Hello Codeforces,
I invite you to participate in Codeforces Round 785 (Div. 2) which will be held on Apr/30/2022 17:35 (Moscow time). The round will be rated for participants of Division 2 with rating strictly less than 2100. But as always, the participants of Division 1 are welcome to take part out of competition.
You will be given 6 problems and 2 hours to solve them. Moreover, there will be atleast $$$1$$$ and atmost $$$1048576$$$ interactive problems. So, you are advised to refer to the guide on interactive problems in case you are not familiar with them.
I would like to thank the following people for their contribution to the round:
- Artyom123 for his amazing coordination, helping me throughout the preparation of the round and translating the statements.
- Um_nik, Monogon, kclee2172, TheScrasse, yash_daga, Sad_reacts_only, AlperenT, Utkarsh.25dec, abhidot, PR_0202, towrist, Rubalien, hritik31, snowysecret, alok_k6618 and harsh2804 for testing the round and providing their feedback.
- MikeMirzayanov for the great Codeforces and Polygon platforms.
- NEAR for supporting this round, details can be found in this post.
- You for participating.
This will be my second Codeforces round and based on the feedback by participants on Round #730, I have implemented the following changes:
- The round will have no theme. I have tried to keep the problem statements as short and to the point as possible.
- The pretests have been made stronger (specifically, more pretests have been included).
- I have tried to keep the samples and their explanation as useful as possible.
- No floating-point precision issues this time.
- The I/O constraints for the interactive problem(s) have been kept low to provide a fair ground to the languages with slower I/O.
The score distribution will be released strictly before the round and the editorial will be released strictly after the round.
Good luck and have fun!
UPD: The score distribution is $$$500-750-1500-2000-2750-3250$$$.
UPD: Editorial
UPD: Congratulations to the winners
Div. 1 + Div. 2 -
Div. 2 -
First solves -
Problem | Participant | Time |
---|---|---|
A | A_G | 0:02 |
B | Geothermal | 0:05 |
C | quailty | 0:03 |
D | BalintR | 0:16 |
E | zsxdcfv | 0:27 |
F | ksun48 | 0:11 |
As a taster.. I want to assure the round is well balanced, sweet and spicy
By looking at your pfp, i can confirm that you are a taster :P
Yes I do.. "easly morning dream" is always right!
As a tester, problem statements are short and all have expected rating less than 1048576.
Do you mean delta <= 1048576 but > 0?
:)
As a tester still waiting for jay to set a round without an interactive problem
As a tester, I agree that no powers of 2 were harmed.
JaySharma1048576 orz
As a tester, I must say that it was quite hard to solve those 1048576 interactive problems.

● **RECORDED INFORMATION**
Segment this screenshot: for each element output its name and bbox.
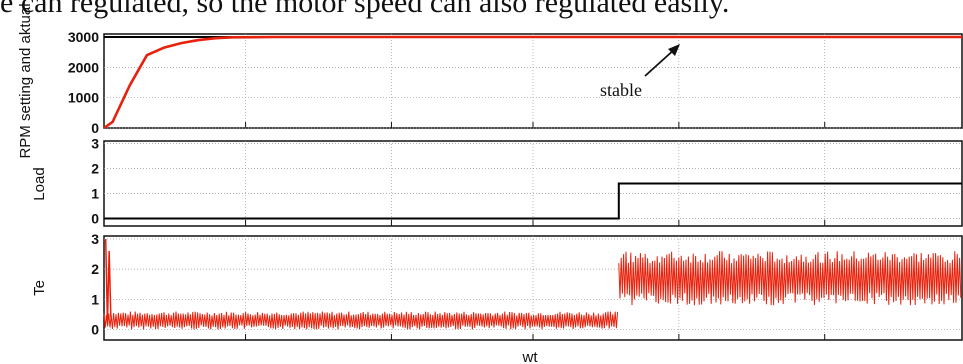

* * *

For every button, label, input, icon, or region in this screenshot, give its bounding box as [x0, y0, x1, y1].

● **EXERCISE BRIEF**
From the Codeforces round announcement above, print everything from "- I have tried" down to "and have fun!".

● **PROBLEM SOLUTION**
- I have tried to keep the samples and their explanation as useful as possible.
- No floating-point precision issues this time.
- The I/O constraints for the interactive problem(s) have been kept low to provide a fair ground to the languages with slower I/O.
The score distribution will be released strictly before the round and the editorial will be released strictly after the round.
Good luck and have fun!